>>>

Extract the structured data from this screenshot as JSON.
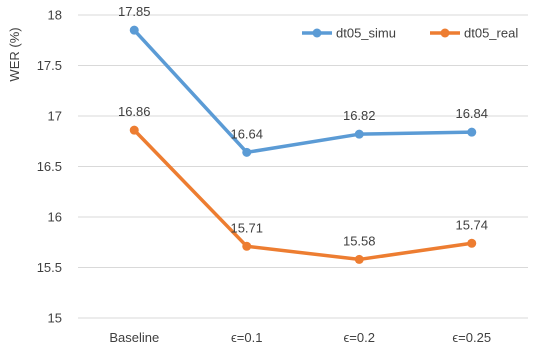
{
  "chart_data": {
    "type": "line",
    "ylabel": "WER (%)",
    "xlabel": "",
    "title": "",
    "categories": [
      "Baseline",
      "ϵ=0.1",
      "ϵ=0.2",
      "ϵ=0.25"
    ],
    "ylim": [
      15,
      18
    ],
    "yticks": [
      "15",
      "15.5",
      "16",
      "16.5",
      "17",
      "17.5",
      "18"
    ],
    "ytick_values": [
      15,
      15.5,
      16,
      16.5,
      17,
      17.5,
      18
    ],
    "grid": "horizontal",
    "legend_position": "top-right",
    "series": [
      {
        "name": "dt05_simu",
        "color": "#5B9BD5",
        "values": [
          17.85,
          16.64,
          16.82,
          16.84
        ],
        "labels": [
          "17.85",
          "16.64",
          "16.82",
          "16.84"
        ]
      },
      {
        "name": "dt05_real",
        "color": "#ED7D31",
        "values": [
          16.86,
          15.71,
          15.58,
          15.74
        ],
        "labels": [
          "16.86",
          "15.71",
          "15.58",
          "15.74"
        ]
      }
    ]
  }
}
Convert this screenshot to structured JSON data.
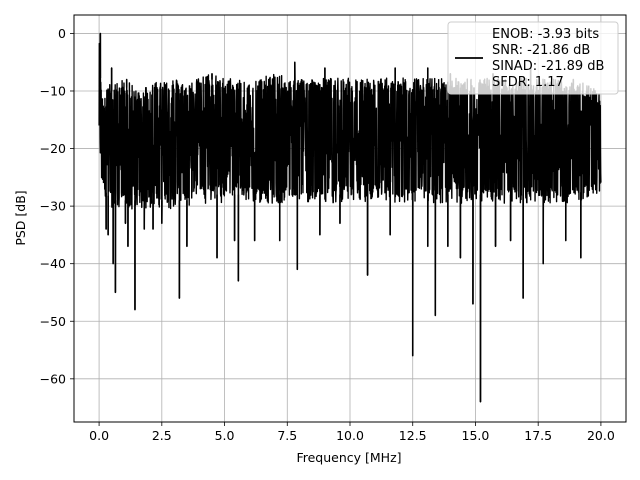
{
  "chart_data": {
    "type": "line",
    "xlabel": "Frequency [MHz]",
    "ylabel": "PSD [dB]",
    "xlim": [
      -1,
      21
    ],
    "ylim": [
      -67.5,
      3.2
    ],
    "xticks": [
      0.0,
      2.5,
      5.0,
      7.5,
      10.0,
      12.5,
      15.0,
      17.5,
      20.0
    ],
    "xtick_labels": [
      "0.0",
      "2.5",
      "5.0",
      "7.5",
      "10.0",
      "12.5",
      "15.0",
      "17.5",
      "20.0"
    ],
    "yticks": [
      0,
      -10,
      -20,
      -30,
      -40,
      -50,
      -60
    ],
    "ytick_labels": [
      "0",
      "−10",
      "−20",
      "−30",
      "−40",
      "−50",
      "−60"
    ],
    "grid": true,
    "legend_position": "top-right",
    "series": [
      {
        "name": "ENOB: -3.93 bits\nSNR: -21.86 dB\nSINAD: -21.89 dB\nSFDR: 1.17",
        "color": "#000000",
        "band_upper": [
          [
            0.0,
            0.0
          ],
          [
            0.02,
            -4
          ],
          [
            0.06,
            -9
          ],
          [
            0.12,
            -11
          ],
          [
            0.3,
            -10
          ],
          [
            0.6,
            -10
          ],
          [
            1.0,
            -9
          ],
          [
            1.5,
            -11
          ],
          [
            2.0,
            -10
          ],
          [
            2.5,
            -9
          ],
          [
            3.0,
            -9
          ],
          [
            3.5,
            -10
          ],
          [
            4.0,
            -9
          ],
          [
            4.5,
            -8
          ],
          [
            5.0,
            -9
          ],
          [
            5.5,
            -9
          ],
          [
            6.0,
            -9
          ],
          [
            6.5,
            -9
          ],
          [
            7.0,
            -8
          ],
          [
            7.5,
            -9
          ],
          [
            8.0,
            -9
          ],
          [
            8.5,
            -9
          ],
          [
            9.0,
            -9
          ],
          [
            9.5,
            -9
          ],
          [
            10.0,
            -9
          ],
          [
            10.5,
            -9
          ],
          [
            11.0,
            -9
          ],
          [
            11.5,
            -9
          ],
          [
            12.0,
            -9
          ],
          [
            12.5,
            -9
          ],
          [
            13.0,
            -9
          ],
          [
            13.5,
            -9
          ],
          [
            14.0,
            -9
          ],
          [
            14.5,
            -9
          ],
          [
            15.0,
            -9
          ],
          [
            15.5,
            -9
          ],
          [
            16.0,
            -9
          ],
          [
            16.5,
            -9
          ],
          [
            17.0,
            -9
          ],
          [
            17.5,
            -9
          ],
          [
            18.0,
            -9
          ],
          [
            18.5,
            -9
          ],
          [
            19.0,
            -9
          ],
          [
            19.5,
            -10
          ],
          [
            20.0,
            -12
          ]
        ],
        "band_lower": [
          [
            0.0,
            -23
          ],
          [
            0.3,
            -28
          ],
          [
            0.6,
            -29
          ],
          [
            1.0,
            -29
          ],
          [
            1.5,
            -29
          ],
          [
            2.0,
            -29
          ],
          [
            2.5,
            -29
          ],
          [
            3.0,
            -29
          ],
          [
            3.5,
            -29
          ],
          [
            4.0,
            -28
          ],
          [
            4.5,
            -28
          ],
          [
            5.0,
            -28
          ],
          [
            5.5,
            -28
          ],
          [
            6.0,
            -28
          ],
          [
            6.5,
            -28
          ],
          [
            7.0,
            -28
          ],
          [
            7.5,
            -28
          ],
          [
            8.0,
            -28
          ],
          [
            8.5,
            -28
          ],
          [
            9.0,
            -28
          ],
          [
            9.5,
            -28
          ],
          [
            10.0,
            -28
          ],
          [
            10.5,
            -28
          ],
          [
            11.0,
            -28
          ],
          [
            11.5,
            -28
          ],
          [
            12.0,
            -28
          ],
          [
            12.5,
            -28
          ],
          [
            13.0,
            -28
          ],
          [
            13.5,
            -28
          ],
          [
            14.0,
            -28
          ],
          [
            14.5,
            -28
          ],
          [
            15.0,
            -28
          ],
          [
            15.5,
            -28
          ],
          [
            16.0,
            -28
          ],
          [
            16.5,
            -28
          ],
          [
            17.0,
            -28
          ],
          [
            17.5,
            -28
          ],
          [
            18.0,
            -28
          ],
          [
            18.5,
            -28
          ],
          [
            19.0,
            -28
          ],
          [
            19.5,
            -27
          ],
          [
            20.0,
            -26
          ]
        ],
        "peaks": [
          [
            0.05,
            0.0
          ],
          [
            0.5,
            -6
          ],
          [
            1.1,
            -8
          ],
          [
            2.6,
            -9
          ],
          [
            4.5,
            -7
          ],
          [
            7.8,
            -5
          ],
          [
            9.0,
            -6
          ],
          [
            11.8,
            -6
          ],
          [
            13.1,
            -6
          ],
          [
            14.0,
            -7
          ],
          [
            15.7,
            -7
          ],
          [
            17.2,
            -6
          ],
          [
            18.9,
            -8
          ],
          [
            19.5,
            -10
          ]
        ],
        "dips": [
          [
            0.18,
            -24
          ],
          [
            0.28,
            -34
          ],
          [
            0.36,
            -35
          ],
          [
            0.56,
            -40
          ],
          [
            0.65,
            -45
          ],
          [
            1.05,
            -33
          ],
          [
            1.15,
            -37
          ],
          [
            1.43,
            -48
          ],
          [
            1.8,
            -34
          ],
          [
            2.15,
            -34
          ],
          [
            2.5,
            -33
          ],
          [
            3.2,
            -46
          ],
          [
            3.5,
            -37
          ],
          [
            4.7,
            -39
          ],
          [
            5.4,
            -36
          ],
          [
            5.55,
            -43
          ],
          [
            6.2,
            -36
          ],
          [
            7.2,
            -36
          ],
          [
            7.9,
            -41
          ],
          [
            8.8,
            -35
          ],
          [
            9.6,
            -33
          ],
          [
            10.7,
            -42
          ],
          [
            11.6,
            -35
          ],
          [
            12.5,
            -56
          ],
          [
            13.1,
            -37
          ],
          [
            13.4,
            -49
          ],
          [
            13.9,
            -37
          ],
          [
            14.4,
            -39
          ],
          [
            14.9,
            -47
          ],
          [
            15.2,
            -64
          ],
          [
            15.8,
            -37
          ],
          [
            16.4,
            -36
          ],
          [
            16.9,
            -46
          ],
          [
            17.7,
            -40
          ],
          [
            18.6,
            -36
          ],
          [
            19.2,
            -39
          ]
        ]
      }
    ]
  },
  "legend": {
    "lines": [
      "ENOB: -3.93 bits",
      "SNR: -21.86 dB",
      "SINAD: -21.89 dB",
      "SFDR: 1.17"
    ]
  }
}
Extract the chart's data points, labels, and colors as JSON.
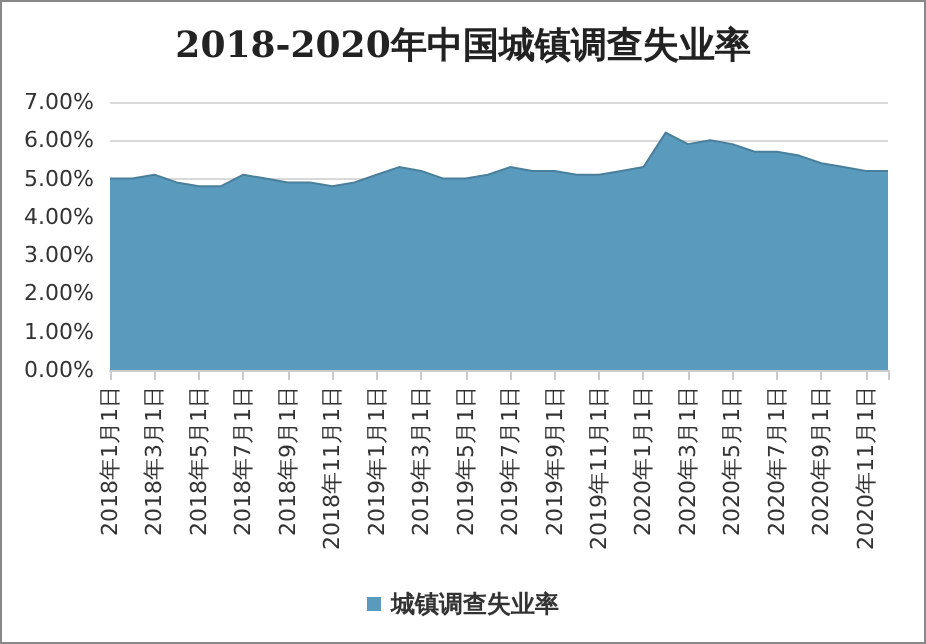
{
  "chart_data": {
    "type": "area",
    "title": "2018-2020年中国城镇调查失业率",
    "categories": [
      "2018年1月1日",
      null,
      "2018年3月1日",
      null,
      "2018年5月1日",
      null,
      "2018年7月1日",
      null,
      "2018年9月1日",
      null,
      "2018年11月1日",
      null,
      "2019年1月1日",
      null,
      "2019年3月1日",
      null,
      "2019年5月1日",
      null,
      "2019年7月1日",
      null,
      "2019年9月1日",
      null,
      "2019年11月1日",
      null,
      "2020年1月1日",
      null,
      "2020年3月1日",
      null,
      "2020年5月1日",
      null,
      "2020年7月1日",
      null,
      "2020年9月1日",
      null,
      "2020年11月1日",
      null
    ],
    "series": [
      {
        "name": "城镇调查失业率",
        "color": "#5a9bbd",
        "values": [
          5.0,
          5.0,
          5.1,
          4.9,
          4.8,
          4.8,
          5.1,
          5.0,
          4.9,
          4.9,
          4.8,
          4.9,
          5.1,
          5.3,
          5.2,
          5.0,
          5.0,
          5.1,
          5.3,
          5.2,
          5.2,
          5.1,
          5.1,
          5.2,
          5.3,
          6.2,
          5.9,
          6.0,
          5.9,
          5.7,
          5.7,
          5.6,
          5.4,
          5.3,
          5.2,
          5.2
        ]
      }
    ],
    "ylim": [
      0,
      7
    ],
    "yticks": [
      {
        "value": 0,
        "label": "0.00%"
      },
      {
        "value": 1,
        "label": "1.00%"
      },
      {
        "value": 2,
        "label": "2.00%"
      },
      {
        "value": 3,
        "label": "3.00%"
      },
      {
        "value": 4,
        "label": "4.00%"
      },
      {
        "value": 5,
        "label": "5.00%"
      },
      {
        "value": 6,
        "label": "6.00%"
      },
      {
        "value": 7,
        "label": "7.00%"
      }
    ],
    "grid": "y",
    "legend": "bottom",
    "marker": "none"
  }
}
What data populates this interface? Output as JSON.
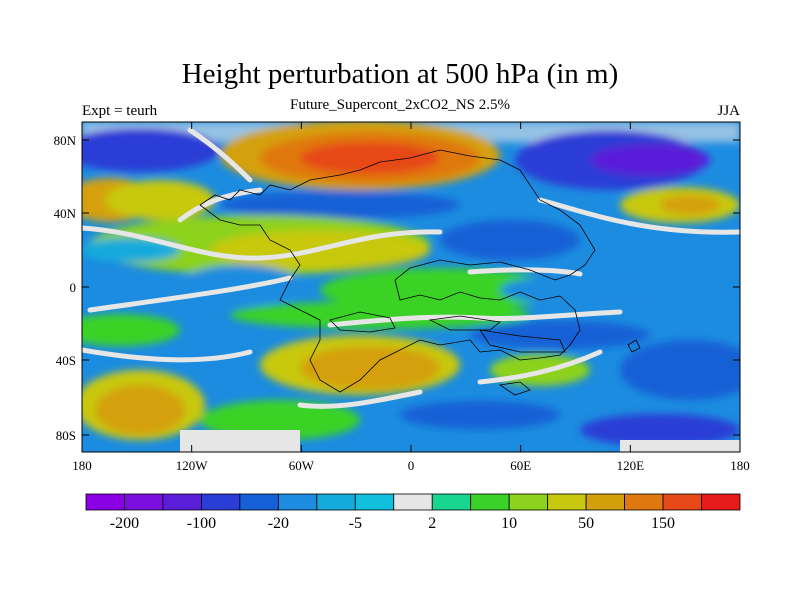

<<<

- EXERCISE INSTRUCTIONS
From the material above, copy each line that includes the word "this".

- TASK OUTPUT
Extract the structured data from this screenshot as JSON.
Convert this screenshot to structured JSON data.
What data populates this interface? Output as JSON.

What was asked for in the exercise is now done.